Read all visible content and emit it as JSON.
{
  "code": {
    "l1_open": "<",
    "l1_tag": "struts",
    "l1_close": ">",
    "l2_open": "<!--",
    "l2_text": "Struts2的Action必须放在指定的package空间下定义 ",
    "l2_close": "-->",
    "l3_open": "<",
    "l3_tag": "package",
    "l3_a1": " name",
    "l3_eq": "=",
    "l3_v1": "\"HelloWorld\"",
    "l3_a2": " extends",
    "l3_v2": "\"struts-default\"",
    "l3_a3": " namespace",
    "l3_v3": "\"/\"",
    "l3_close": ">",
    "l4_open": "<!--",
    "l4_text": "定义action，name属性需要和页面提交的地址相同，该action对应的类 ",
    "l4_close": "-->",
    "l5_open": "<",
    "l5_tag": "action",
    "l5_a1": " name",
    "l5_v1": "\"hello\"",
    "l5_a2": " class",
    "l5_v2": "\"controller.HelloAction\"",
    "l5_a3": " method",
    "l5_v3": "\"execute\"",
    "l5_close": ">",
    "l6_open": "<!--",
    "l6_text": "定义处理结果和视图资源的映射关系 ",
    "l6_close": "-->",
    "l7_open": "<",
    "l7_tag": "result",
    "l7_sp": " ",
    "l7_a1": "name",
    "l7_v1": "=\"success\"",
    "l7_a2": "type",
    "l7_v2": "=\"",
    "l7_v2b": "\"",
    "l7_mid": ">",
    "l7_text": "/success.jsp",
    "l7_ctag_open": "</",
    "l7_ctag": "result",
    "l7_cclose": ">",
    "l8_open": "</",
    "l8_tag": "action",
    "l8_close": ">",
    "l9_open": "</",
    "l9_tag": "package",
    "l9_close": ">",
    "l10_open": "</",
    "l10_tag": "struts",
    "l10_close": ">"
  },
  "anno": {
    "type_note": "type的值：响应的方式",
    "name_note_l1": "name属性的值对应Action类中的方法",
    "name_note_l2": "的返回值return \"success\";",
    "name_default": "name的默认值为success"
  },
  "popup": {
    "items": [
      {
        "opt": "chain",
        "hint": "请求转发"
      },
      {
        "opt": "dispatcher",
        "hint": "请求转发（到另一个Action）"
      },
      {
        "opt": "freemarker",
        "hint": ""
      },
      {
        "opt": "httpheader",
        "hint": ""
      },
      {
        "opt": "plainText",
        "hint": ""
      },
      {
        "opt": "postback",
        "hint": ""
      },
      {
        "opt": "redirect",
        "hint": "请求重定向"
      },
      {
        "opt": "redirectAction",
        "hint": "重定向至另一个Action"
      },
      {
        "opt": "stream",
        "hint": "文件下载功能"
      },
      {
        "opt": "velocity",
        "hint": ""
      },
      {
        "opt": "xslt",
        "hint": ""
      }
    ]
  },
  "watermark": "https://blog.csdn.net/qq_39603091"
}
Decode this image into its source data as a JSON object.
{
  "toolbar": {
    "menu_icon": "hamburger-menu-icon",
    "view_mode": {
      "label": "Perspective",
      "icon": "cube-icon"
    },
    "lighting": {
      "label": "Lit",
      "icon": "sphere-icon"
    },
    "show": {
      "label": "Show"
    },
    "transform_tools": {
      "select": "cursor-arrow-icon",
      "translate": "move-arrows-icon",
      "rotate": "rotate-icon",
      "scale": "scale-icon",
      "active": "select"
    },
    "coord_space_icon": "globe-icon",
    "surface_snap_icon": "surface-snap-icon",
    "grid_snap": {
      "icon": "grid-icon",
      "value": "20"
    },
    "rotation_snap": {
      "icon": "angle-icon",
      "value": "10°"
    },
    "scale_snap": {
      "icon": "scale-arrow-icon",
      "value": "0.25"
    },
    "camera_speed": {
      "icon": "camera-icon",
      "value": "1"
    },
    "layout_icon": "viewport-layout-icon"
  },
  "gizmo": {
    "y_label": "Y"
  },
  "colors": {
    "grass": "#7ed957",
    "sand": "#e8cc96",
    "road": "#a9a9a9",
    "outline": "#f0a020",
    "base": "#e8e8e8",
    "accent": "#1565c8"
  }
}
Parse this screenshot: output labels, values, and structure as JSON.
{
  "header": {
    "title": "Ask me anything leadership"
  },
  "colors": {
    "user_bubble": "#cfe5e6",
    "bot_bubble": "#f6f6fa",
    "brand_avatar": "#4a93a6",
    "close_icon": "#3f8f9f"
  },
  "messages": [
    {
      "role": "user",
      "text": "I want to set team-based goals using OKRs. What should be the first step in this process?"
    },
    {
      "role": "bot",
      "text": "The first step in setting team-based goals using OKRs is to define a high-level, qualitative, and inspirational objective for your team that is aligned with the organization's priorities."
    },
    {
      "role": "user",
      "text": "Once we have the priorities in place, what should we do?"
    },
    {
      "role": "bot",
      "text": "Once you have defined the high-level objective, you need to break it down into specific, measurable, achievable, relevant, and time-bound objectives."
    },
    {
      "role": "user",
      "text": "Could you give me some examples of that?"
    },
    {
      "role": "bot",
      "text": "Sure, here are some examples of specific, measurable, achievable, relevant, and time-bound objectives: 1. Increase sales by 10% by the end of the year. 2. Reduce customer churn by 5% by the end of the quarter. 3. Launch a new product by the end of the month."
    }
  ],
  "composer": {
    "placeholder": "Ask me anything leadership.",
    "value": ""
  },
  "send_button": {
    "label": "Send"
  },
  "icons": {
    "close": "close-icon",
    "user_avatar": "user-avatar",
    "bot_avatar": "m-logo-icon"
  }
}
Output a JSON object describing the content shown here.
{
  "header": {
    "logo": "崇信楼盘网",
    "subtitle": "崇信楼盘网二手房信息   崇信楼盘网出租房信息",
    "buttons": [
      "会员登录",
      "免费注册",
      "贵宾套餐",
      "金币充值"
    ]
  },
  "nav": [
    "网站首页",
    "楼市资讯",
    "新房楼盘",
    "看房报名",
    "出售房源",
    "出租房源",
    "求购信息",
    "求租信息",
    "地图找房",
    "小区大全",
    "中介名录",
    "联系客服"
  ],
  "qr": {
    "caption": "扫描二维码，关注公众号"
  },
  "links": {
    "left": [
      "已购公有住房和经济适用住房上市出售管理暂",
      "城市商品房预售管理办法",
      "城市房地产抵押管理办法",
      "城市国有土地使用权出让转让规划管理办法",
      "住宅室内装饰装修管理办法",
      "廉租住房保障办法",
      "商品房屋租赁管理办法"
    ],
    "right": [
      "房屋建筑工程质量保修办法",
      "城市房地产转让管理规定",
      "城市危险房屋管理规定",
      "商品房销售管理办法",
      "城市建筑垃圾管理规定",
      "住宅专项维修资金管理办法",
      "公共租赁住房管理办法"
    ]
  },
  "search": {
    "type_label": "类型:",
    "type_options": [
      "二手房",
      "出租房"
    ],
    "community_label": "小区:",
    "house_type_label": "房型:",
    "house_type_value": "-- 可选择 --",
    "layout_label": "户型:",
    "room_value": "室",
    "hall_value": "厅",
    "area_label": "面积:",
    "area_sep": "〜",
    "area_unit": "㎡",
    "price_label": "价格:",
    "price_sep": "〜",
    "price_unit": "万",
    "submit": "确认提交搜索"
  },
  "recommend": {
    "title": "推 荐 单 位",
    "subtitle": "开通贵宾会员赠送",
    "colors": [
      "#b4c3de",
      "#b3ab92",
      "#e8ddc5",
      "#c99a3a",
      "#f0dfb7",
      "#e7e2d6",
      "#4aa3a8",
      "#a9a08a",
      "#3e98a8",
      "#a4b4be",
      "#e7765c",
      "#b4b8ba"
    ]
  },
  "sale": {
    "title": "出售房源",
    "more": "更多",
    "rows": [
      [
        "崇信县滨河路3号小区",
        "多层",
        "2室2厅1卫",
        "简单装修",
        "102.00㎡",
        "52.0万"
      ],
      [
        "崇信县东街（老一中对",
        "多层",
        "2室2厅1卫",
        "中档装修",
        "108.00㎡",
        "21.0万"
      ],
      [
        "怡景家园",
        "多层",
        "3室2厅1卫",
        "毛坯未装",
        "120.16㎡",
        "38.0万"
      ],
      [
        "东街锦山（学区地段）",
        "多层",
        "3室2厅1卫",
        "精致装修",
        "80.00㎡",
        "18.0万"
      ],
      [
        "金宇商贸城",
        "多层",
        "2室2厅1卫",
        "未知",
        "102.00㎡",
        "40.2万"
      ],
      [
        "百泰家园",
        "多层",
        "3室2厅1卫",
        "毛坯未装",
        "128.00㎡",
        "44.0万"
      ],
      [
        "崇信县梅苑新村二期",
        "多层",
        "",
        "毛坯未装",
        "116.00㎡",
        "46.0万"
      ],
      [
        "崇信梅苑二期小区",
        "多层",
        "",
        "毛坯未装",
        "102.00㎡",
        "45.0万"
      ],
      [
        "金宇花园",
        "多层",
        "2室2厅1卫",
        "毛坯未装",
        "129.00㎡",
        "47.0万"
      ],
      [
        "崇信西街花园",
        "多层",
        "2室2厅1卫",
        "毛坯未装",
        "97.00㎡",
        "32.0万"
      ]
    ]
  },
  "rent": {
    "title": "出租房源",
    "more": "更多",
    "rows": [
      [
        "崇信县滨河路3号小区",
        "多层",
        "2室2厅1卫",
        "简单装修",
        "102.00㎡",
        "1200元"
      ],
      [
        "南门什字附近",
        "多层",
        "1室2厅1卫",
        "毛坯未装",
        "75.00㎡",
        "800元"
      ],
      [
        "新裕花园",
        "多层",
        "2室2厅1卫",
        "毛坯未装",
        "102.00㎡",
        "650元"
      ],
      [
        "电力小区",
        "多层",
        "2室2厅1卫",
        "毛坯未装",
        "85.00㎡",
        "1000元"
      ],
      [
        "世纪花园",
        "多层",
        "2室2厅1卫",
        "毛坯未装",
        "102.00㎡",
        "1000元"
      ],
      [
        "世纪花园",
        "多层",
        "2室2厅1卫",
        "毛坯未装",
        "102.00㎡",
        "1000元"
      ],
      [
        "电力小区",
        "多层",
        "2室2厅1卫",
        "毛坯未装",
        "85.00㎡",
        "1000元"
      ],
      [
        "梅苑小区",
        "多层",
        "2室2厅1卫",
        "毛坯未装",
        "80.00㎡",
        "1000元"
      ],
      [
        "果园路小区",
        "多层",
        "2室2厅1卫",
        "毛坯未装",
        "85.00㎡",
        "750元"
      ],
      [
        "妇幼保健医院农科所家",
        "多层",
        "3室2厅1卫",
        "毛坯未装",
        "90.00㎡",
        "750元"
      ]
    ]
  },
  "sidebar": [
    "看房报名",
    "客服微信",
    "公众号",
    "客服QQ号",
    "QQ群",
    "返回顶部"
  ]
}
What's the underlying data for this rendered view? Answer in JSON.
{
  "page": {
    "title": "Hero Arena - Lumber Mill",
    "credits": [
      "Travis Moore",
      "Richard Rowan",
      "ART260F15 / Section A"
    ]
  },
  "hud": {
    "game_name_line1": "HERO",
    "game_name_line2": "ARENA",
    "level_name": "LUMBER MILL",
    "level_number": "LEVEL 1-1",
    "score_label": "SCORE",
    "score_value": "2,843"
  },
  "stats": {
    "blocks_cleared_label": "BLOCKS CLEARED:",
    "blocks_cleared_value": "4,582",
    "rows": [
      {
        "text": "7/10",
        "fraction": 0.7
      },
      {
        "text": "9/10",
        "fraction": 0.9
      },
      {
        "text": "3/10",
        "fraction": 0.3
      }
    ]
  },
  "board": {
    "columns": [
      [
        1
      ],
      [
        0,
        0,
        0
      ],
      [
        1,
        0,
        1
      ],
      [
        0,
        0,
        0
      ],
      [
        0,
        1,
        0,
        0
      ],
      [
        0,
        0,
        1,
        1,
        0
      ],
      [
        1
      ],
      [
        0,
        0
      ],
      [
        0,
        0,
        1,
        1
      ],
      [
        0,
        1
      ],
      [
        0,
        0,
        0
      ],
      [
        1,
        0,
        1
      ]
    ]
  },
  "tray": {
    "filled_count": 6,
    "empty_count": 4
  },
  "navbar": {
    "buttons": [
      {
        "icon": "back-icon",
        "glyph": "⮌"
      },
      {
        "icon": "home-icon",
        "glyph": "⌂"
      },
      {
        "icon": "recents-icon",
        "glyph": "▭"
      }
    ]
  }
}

EXERCISE BRIEF. Copy out every line of the listing that includes the string "team".

REPLY.
      "text": "I want to set team-based goals using OKRs. What should be the first step in this process?"
      "text": "The first step in setting team-based goals using OKRs is to define a high-level, qualitative, and inspirational objective for your team that is aligned with the organization's priorities."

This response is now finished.